**Task requirements:** Say how many lines include the word "name". Reply with nothing but the number.

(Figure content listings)
--- START ---

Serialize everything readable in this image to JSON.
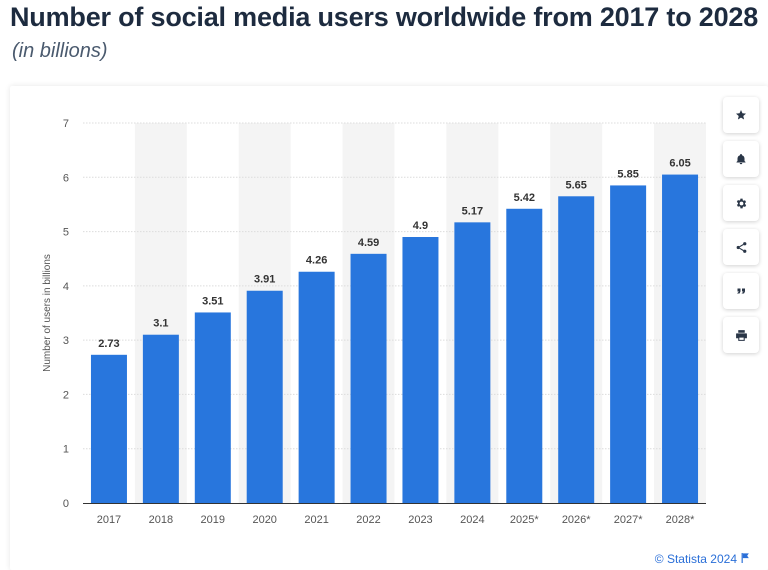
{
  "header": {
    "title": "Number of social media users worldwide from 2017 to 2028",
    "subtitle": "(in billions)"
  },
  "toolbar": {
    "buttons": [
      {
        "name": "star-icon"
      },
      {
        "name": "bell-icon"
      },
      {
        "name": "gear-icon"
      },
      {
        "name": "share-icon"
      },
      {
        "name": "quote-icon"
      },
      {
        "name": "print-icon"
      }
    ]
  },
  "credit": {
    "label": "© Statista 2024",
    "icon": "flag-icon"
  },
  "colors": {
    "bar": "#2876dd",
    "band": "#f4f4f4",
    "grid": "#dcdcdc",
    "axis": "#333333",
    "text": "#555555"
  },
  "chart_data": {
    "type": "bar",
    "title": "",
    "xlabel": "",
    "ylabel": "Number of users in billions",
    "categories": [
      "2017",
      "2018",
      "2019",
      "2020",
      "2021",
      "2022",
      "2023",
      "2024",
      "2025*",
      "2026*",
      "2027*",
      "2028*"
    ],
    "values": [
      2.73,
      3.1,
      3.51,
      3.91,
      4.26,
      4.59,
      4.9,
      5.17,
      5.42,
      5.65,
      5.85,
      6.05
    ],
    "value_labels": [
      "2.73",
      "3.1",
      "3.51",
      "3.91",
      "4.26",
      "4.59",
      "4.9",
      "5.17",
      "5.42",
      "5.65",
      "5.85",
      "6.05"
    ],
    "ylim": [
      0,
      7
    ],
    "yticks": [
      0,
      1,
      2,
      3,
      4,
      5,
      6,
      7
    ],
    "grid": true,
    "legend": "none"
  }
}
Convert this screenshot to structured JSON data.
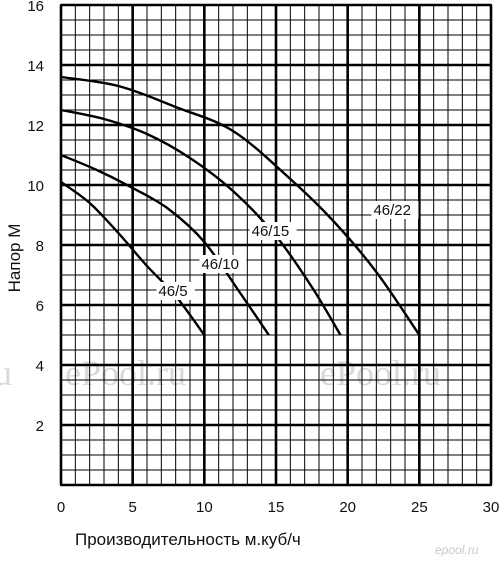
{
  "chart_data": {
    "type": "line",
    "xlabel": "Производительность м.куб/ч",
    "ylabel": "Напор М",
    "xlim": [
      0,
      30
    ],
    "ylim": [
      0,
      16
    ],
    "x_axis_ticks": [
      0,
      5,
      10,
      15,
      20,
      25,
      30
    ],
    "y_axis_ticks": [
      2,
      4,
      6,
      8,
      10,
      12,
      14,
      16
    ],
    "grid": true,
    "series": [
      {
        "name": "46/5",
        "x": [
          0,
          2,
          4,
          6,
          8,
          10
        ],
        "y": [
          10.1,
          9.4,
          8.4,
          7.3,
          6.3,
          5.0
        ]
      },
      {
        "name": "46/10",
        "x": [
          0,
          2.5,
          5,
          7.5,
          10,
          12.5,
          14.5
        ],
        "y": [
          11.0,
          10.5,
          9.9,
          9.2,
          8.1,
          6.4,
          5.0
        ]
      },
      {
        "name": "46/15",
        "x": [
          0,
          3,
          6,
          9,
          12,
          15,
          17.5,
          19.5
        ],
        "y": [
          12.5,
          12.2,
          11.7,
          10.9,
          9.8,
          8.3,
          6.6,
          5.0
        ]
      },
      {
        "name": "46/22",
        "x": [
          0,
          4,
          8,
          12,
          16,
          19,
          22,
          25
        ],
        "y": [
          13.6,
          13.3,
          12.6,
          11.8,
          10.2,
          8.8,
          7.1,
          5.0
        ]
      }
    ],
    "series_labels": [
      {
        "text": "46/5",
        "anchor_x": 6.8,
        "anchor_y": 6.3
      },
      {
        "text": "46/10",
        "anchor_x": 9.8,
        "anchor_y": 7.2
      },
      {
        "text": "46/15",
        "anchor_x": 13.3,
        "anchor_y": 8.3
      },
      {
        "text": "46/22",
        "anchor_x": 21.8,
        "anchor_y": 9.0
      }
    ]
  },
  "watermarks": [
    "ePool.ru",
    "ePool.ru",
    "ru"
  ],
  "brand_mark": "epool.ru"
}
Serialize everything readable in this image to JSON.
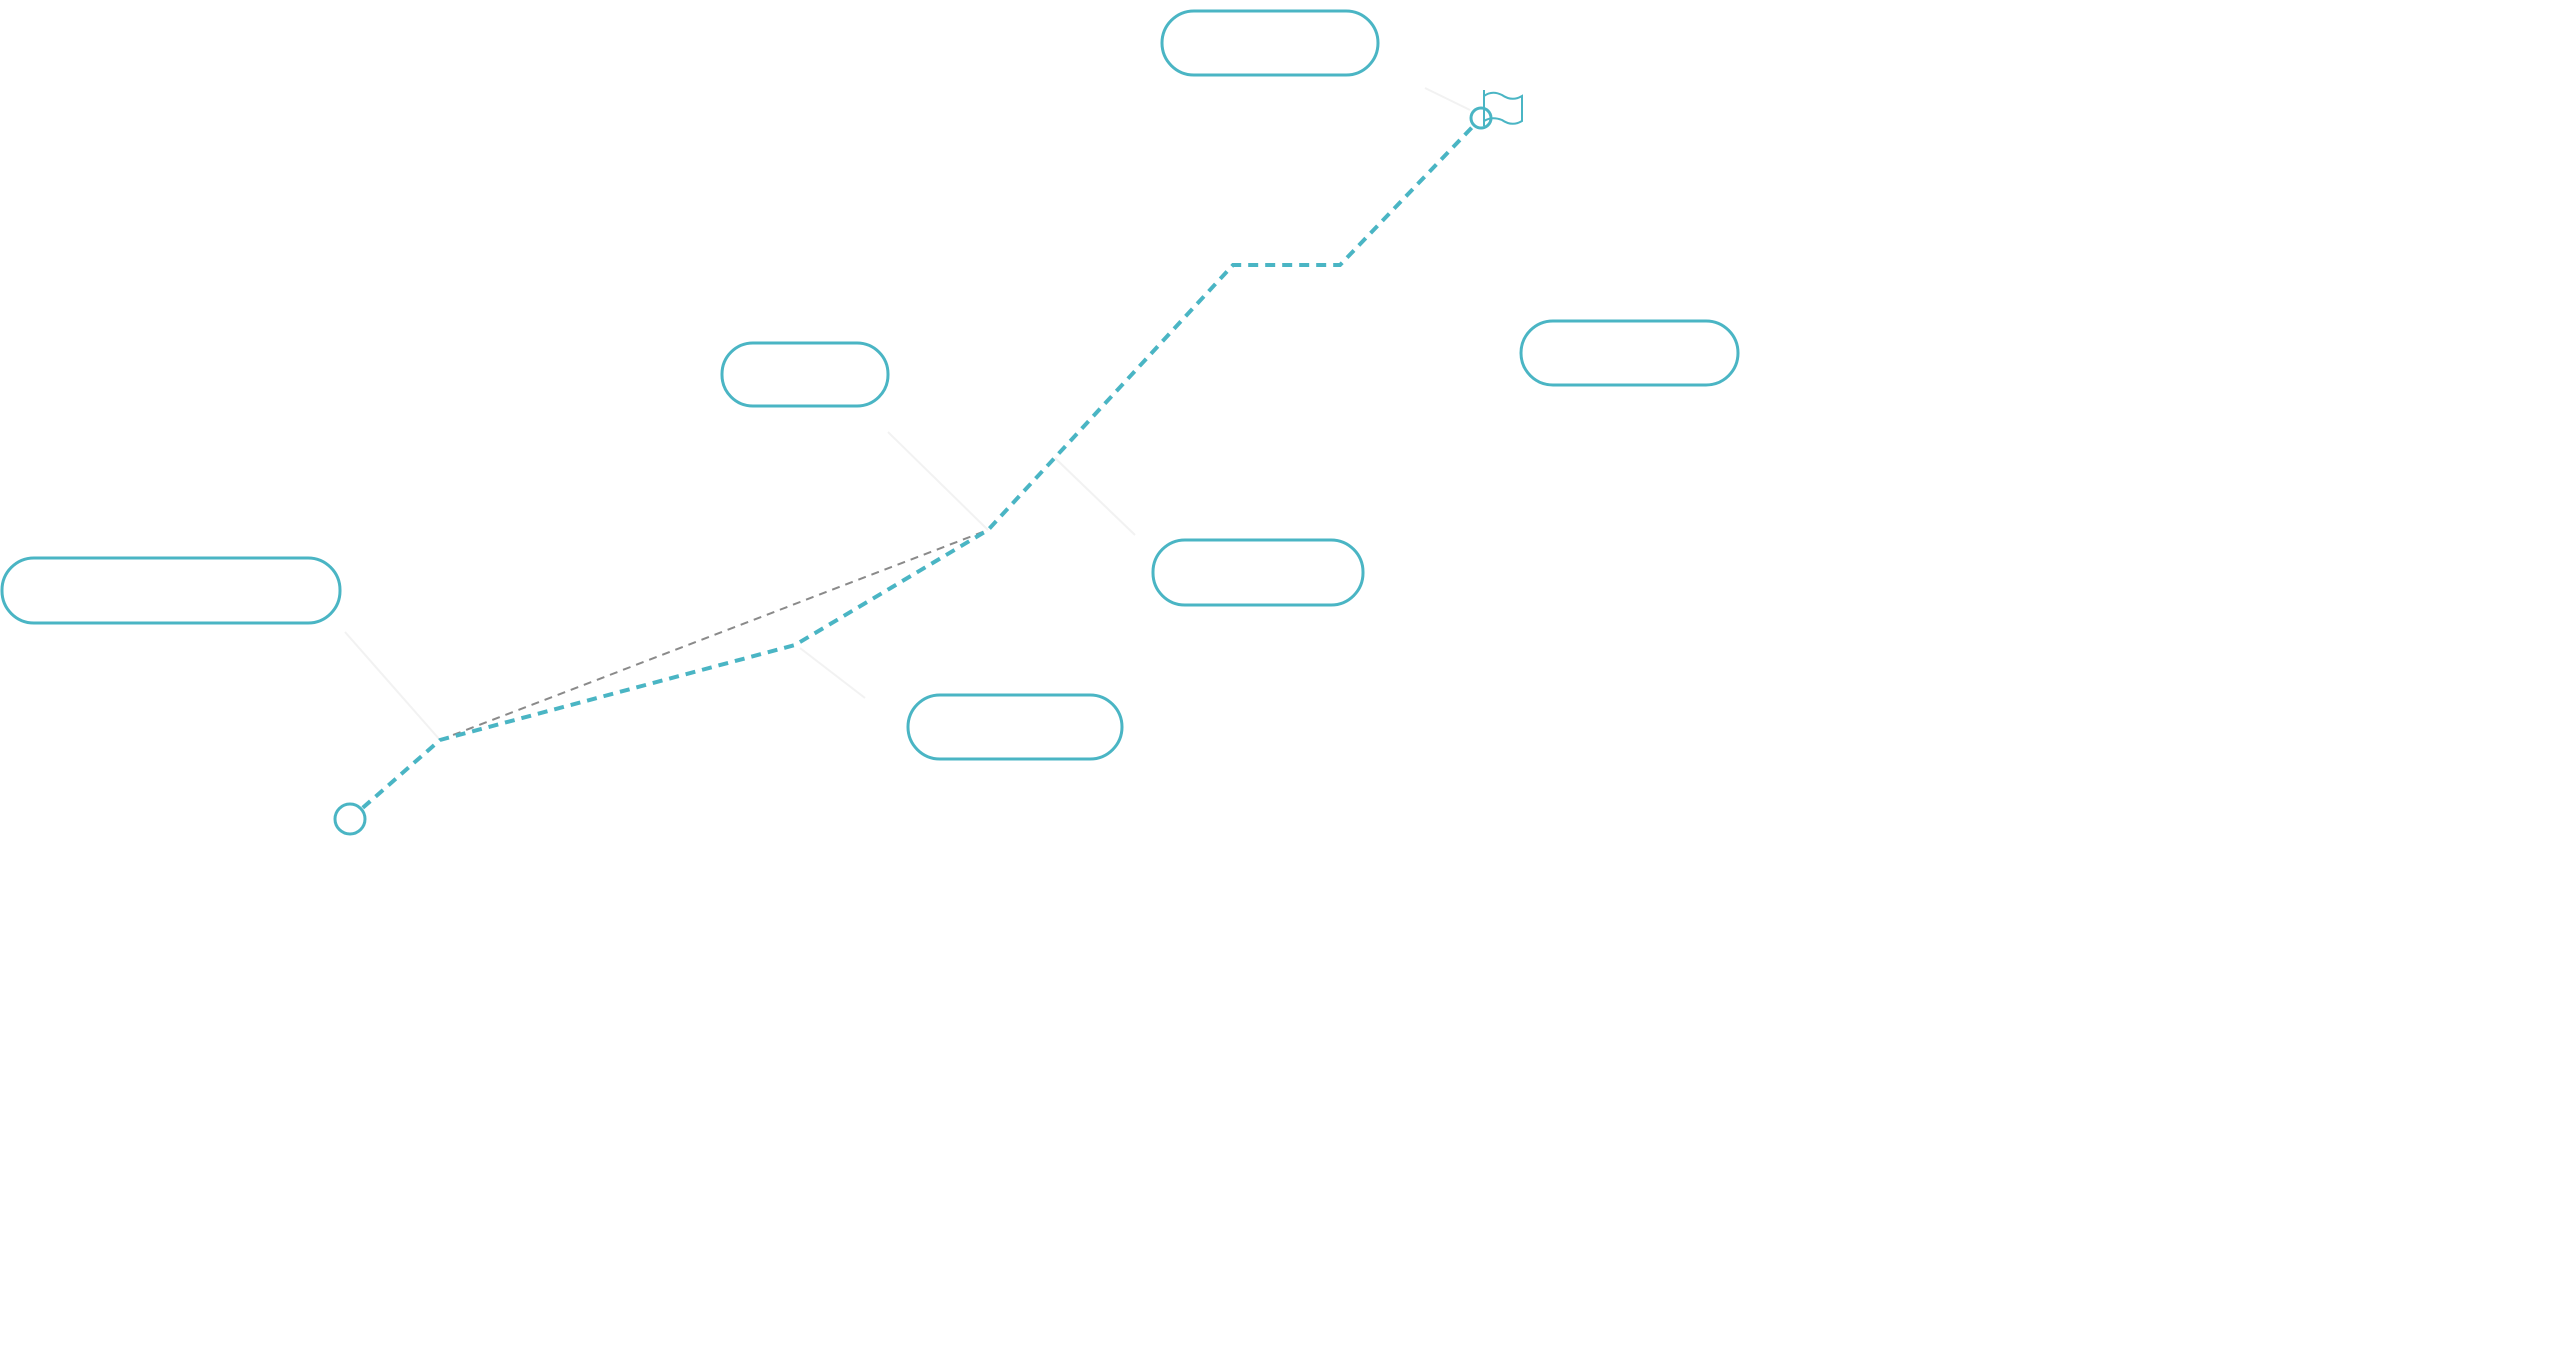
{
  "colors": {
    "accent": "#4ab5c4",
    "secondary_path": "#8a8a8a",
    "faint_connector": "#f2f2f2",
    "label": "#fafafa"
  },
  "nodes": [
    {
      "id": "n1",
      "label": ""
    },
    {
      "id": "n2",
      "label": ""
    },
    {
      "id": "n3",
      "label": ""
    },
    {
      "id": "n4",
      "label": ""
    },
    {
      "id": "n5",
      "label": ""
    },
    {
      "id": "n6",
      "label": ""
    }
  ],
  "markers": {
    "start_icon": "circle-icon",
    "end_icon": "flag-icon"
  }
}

--- END ---

**Task response:** 10